(Directive): Show every line in the records below that contains the word "داشته".

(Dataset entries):
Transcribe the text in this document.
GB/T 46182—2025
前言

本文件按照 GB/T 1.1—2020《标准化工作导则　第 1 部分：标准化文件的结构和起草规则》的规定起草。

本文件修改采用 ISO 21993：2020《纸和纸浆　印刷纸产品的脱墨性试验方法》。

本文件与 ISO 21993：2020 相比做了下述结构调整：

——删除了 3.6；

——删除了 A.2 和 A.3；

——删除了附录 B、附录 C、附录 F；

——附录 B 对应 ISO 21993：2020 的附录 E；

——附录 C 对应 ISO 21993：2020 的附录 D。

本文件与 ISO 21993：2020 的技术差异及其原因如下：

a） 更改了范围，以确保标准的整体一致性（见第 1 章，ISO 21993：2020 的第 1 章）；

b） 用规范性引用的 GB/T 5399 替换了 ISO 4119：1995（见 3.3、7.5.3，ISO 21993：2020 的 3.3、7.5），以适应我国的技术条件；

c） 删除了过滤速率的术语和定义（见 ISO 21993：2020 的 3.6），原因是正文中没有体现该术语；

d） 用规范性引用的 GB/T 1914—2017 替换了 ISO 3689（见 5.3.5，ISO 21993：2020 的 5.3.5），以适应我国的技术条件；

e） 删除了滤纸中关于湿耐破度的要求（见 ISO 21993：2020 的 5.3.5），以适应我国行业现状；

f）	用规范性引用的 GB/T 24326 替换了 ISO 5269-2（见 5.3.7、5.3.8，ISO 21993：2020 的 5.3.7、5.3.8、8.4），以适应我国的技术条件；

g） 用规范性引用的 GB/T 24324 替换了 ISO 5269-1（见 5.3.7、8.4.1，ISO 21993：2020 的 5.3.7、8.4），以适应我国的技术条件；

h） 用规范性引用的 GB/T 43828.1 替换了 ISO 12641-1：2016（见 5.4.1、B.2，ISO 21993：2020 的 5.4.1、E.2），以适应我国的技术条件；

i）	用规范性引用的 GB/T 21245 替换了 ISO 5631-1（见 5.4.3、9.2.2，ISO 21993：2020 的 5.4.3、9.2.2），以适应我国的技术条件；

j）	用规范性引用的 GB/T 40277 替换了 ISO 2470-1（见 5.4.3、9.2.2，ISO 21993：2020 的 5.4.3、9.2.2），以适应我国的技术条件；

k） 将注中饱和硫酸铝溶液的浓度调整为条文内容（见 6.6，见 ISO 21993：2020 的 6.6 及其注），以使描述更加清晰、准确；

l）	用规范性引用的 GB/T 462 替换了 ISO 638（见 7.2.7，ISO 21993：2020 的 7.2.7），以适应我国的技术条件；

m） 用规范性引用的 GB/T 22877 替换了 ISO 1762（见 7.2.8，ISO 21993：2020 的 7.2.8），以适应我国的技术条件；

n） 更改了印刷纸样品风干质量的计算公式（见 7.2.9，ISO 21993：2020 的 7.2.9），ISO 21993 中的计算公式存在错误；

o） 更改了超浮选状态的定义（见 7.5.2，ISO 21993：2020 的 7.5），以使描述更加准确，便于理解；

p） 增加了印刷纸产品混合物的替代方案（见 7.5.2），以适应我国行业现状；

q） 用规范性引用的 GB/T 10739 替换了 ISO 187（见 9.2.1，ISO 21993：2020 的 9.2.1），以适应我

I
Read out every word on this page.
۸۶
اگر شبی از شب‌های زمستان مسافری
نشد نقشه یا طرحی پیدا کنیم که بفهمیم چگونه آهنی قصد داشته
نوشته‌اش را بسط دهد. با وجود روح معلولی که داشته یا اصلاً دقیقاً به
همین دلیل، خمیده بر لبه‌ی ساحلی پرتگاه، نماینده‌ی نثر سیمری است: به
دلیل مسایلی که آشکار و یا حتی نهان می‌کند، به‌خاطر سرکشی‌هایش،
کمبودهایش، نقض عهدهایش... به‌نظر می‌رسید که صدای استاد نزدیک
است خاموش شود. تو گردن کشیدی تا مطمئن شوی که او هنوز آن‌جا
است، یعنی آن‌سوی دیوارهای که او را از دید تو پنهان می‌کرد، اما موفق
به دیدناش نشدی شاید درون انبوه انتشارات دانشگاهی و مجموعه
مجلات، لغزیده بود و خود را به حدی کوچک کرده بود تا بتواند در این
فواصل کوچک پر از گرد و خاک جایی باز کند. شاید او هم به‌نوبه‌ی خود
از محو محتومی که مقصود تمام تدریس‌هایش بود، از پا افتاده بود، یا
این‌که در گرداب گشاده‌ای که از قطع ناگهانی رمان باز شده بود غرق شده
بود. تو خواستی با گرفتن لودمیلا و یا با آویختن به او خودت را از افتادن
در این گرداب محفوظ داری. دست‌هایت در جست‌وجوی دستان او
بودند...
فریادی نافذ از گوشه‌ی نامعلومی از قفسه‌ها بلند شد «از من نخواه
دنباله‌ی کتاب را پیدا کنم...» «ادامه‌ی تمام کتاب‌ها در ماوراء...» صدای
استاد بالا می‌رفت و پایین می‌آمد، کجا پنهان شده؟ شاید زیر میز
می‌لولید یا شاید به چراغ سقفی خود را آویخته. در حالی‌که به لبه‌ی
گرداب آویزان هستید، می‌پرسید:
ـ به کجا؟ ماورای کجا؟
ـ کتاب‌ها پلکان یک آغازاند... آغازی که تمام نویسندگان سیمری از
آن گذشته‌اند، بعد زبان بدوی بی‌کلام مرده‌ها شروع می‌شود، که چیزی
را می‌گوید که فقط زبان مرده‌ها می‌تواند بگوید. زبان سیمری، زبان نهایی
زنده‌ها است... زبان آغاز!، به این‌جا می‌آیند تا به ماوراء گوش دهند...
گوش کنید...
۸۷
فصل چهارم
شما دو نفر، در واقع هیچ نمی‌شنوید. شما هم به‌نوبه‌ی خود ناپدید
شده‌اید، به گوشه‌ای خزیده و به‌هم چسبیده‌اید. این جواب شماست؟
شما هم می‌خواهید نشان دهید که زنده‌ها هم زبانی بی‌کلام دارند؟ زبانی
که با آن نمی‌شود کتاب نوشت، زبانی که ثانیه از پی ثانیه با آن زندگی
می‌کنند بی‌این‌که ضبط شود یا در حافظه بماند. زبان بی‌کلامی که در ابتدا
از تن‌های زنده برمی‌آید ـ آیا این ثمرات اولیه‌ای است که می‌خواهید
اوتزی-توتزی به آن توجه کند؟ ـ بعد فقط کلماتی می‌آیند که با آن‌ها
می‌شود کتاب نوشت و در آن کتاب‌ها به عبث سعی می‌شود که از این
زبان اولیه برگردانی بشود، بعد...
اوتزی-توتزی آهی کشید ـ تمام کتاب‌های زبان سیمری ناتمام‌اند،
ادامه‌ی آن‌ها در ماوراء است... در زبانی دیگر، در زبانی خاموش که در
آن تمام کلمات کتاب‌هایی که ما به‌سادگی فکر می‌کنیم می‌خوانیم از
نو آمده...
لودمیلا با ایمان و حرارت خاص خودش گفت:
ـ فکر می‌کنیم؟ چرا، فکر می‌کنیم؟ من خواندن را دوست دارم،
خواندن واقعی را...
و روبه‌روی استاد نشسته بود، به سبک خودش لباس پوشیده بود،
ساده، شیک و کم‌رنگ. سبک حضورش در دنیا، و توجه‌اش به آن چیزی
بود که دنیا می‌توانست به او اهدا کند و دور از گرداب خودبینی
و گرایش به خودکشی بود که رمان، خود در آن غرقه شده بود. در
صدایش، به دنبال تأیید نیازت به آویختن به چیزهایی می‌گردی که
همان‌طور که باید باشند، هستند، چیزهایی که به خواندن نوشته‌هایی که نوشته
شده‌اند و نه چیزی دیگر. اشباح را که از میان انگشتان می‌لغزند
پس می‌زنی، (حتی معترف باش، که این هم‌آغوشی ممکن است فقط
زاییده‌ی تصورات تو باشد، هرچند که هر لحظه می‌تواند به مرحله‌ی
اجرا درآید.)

(Result for this task):
نشد نقشه یا طرحی پیدا کنیم که بفهمیم چگونه آهنی قصد داشته
نوشته‌اش را بسط دهد. با وجود روح معلولی که داشته یا اصلاً دقیقاً به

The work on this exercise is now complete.